====== Supplied passage ======

Common Aseptic Practices
Aseptic practices break the chain of infection. To prevent the spread of microbes, wash your hands:
• After changing tampons or sanitary pads.
• After coughing, sneezing, or blowing your nose.
• Before and after handling, preparing, or eating food.
Also do the following.
• Provide all persons with their own linens and personal care items.
• Cover your nose and mouth when coughing, sneezing, or blowing your nose. If tissues are not available, cough or sneeze into your upper arm (Fig. 16-4). Do not cough or sneeze into your hands.
• Bathe, wash hair, and brush your teeth regularly.
• Wash fruit and raw vegetables before eating or serving them.
• Wash cooking and eating utensils with soap and water after use.
See Focus on Children and Older Persons: Common Aseptic Practices.
See Focus on Long-Term Care and Home Care: Common Aseptic Practices.
Hand Hygiene
Hand hygiene is the easiest and most important way to prevent the spread of microbes and infection. You use your hands for almost everything. They are easily contaminated. They can spread microbes to other persons or items (see Fig. 16-3). Practice hand hygiene before and after giving care. See Box 16-3 for the rules of hand hygiene.
See Focus on Surveys: Hand Hygiene.
See Promoting Safety and Comfort: Hand Hygiene.
See procedure: Hand-Washing, p. 225.
See procedure: Using an Alcohol-Based Hand Rub, p. 225.
Supplies and Equipment
Disposable supplies and equipment help prevent the spread of infection. Discard single-use items after use. A person uses multi-use items many times. They include bedpans, urinals, wash basins, and water mugs. Label such items with the person’s room and bed number. Do not “borrow” them for another person.
Non-disposable items are cleaned and then disinfected. Then they are sterilized by the supply department.
Cleaning.

====== Entries shown ======

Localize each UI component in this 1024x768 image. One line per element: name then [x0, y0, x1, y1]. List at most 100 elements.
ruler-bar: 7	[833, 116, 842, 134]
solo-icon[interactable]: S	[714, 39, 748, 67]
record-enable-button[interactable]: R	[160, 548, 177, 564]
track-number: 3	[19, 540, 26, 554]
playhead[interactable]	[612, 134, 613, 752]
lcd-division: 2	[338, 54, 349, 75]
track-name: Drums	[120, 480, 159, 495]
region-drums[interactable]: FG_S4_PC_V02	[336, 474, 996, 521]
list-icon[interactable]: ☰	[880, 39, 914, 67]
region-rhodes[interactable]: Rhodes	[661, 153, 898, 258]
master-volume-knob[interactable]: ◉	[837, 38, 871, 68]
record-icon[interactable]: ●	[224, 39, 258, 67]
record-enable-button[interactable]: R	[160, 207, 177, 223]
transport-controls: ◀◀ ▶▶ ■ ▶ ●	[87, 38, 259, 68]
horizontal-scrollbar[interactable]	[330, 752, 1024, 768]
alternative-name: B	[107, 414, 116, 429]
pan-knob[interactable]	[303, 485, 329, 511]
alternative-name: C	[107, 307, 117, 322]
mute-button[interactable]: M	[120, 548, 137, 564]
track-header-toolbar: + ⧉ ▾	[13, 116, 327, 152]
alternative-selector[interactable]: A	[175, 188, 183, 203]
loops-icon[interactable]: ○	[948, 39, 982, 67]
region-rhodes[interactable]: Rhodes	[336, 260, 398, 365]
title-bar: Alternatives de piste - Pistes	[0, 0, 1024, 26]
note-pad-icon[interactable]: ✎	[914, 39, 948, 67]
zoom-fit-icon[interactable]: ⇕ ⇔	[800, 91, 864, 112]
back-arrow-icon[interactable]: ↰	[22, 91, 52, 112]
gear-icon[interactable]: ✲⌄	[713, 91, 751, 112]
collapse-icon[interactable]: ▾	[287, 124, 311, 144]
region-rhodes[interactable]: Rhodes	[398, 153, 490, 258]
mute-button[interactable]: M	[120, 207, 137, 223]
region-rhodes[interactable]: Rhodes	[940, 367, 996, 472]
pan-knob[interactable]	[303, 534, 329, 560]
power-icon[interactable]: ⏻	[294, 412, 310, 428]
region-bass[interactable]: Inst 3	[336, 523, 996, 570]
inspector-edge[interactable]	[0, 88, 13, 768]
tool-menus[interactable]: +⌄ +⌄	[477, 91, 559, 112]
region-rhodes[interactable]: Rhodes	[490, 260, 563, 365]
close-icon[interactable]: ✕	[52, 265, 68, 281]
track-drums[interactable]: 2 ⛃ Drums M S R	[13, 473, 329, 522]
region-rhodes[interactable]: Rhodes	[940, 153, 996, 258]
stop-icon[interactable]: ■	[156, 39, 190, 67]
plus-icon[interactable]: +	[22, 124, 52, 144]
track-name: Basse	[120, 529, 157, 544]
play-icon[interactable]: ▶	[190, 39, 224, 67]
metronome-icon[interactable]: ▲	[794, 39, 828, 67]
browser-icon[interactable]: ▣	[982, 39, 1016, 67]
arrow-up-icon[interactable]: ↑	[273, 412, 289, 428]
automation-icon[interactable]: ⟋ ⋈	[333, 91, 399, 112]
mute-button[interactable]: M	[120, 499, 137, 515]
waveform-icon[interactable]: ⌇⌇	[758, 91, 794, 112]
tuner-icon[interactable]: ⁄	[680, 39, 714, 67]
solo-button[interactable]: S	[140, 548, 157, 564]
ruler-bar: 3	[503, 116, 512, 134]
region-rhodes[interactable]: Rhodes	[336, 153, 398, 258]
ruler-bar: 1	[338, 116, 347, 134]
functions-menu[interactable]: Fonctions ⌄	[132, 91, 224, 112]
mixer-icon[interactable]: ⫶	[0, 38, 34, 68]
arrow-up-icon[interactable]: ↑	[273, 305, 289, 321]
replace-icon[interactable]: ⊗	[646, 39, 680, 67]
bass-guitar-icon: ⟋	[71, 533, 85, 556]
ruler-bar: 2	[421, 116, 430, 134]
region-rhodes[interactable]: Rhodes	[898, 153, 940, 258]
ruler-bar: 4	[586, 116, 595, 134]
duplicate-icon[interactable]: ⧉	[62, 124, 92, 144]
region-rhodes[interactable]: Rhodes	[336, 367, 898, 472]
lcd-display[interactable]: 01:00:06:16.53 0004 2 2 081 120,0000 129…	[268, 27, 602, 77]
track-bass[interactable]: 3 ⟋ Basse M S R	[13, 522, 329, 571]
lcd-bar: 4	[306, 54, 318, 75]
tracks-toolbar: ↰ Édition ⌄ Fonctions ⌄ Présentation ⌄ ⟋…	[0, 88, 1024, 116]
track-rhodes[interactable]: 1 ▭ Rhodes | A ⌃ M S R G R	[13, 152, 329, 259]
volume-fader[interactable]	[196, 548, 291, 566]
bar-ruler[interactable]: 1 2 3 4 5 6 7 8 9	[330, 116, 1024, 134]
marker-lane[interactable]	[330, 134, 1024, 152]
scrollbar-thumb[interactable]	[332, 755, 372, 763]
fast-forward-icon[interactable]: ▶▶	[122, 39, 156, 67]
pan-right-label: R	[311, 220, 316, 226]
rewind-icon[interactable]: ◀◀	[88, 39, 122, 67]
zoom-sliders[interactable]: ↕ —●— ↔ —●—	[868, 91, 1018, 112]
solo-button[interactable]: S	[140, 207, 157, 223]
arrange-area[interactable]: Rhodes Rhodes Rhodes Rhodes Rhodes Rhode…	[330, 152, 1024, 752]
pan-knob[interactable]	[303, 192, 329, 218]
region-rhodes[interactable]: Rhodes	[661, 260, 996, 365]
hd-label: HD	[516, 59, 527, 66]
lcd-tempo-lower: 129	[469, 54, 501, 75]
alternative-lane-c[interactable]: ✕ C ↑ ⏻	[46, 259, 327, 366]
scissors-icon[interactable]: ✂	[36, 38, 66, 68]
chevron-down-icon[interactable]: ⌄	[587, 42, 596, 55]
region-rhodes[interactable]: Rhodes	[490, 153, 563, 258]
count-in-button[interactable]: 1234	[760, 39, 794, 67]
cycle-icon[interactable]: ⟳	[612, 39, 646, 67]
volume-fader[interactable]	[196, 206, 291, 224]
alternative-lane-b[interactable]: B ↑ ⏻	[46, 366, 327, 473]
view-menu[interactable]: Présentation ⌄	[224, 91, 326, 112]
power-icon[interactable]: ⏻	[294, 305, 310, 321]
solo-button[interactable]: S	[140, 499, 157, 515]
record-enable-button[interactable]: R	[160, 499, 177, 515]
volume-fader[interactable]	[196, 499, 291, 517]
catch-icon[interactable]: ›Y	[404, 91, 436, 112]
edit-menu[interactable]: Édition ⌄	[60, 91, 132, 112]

======

Task requirements:
• A. Please quote the infection-control passage from "See Focus on Children" up to and including "Surveys: Hand Hygiene.".
• B. According to the infection-control passage, who sterilizes non-disposable items after they are cleaned and disinfected?
• C. Write what comes next in the infection-control passage, starting after its last line.
You won't need the material to do any of this.

Responses by task:
• A.
See Focus on Children and Older Persons: Common Aseptic Practices.
See Focus on Long-Term Care and Home Care: Common Aseptic Practices.
Hand Hygiene
Hand hygiene is the easiest and most important way to prevent the spread of microbes and infection. You use your hands for almost everything. They are easily contaminated. They can spread microbes to other persons or items (see Fig. 16-3). Practice hand hygiene before and after giving care. See Box 16-3 for the rules of hand hygiene.
See Focus on Surveys: Hand Hygiene.

• B. The supply department.

• C.
Cleaning reduces the number of microbes present. It also removes organic matter. Organic matter comes from living plants and animals and is able to decay. Blood, body fluids, secretions, and excretions are organic matter. So is food.
To clean equipment:
• Wash the item with soap and hot water.
• Scrub thoroughly. Use a brush if necessary.
• Rinse the item in warm water. Dry the item.
• Disinfect the item. Or send it to the supply department to be sterilized.
• Disinfect equipment used and the sink.
Agencies have clean and dirty utility rooms. Equipment is cleaned in the dirty utility room. Then it is disinfected or sterilized in the clean utility room.
Disinfection.
Disinfection is the process of killing pathogens. Spores are not destroyed. Spores are bacteria protected by a hard shell. Spores are killed by very high temperatures.
Disinfectants are used to clean objects and surfaces. A disinfectant is a liquid chemical that can kill many or all pathogens except spores. Disinfectants are used to clean counters, tubs, showers, and re-usable items. Such items include:
See Focus on Long-Term Care and Home Care: Disinfection.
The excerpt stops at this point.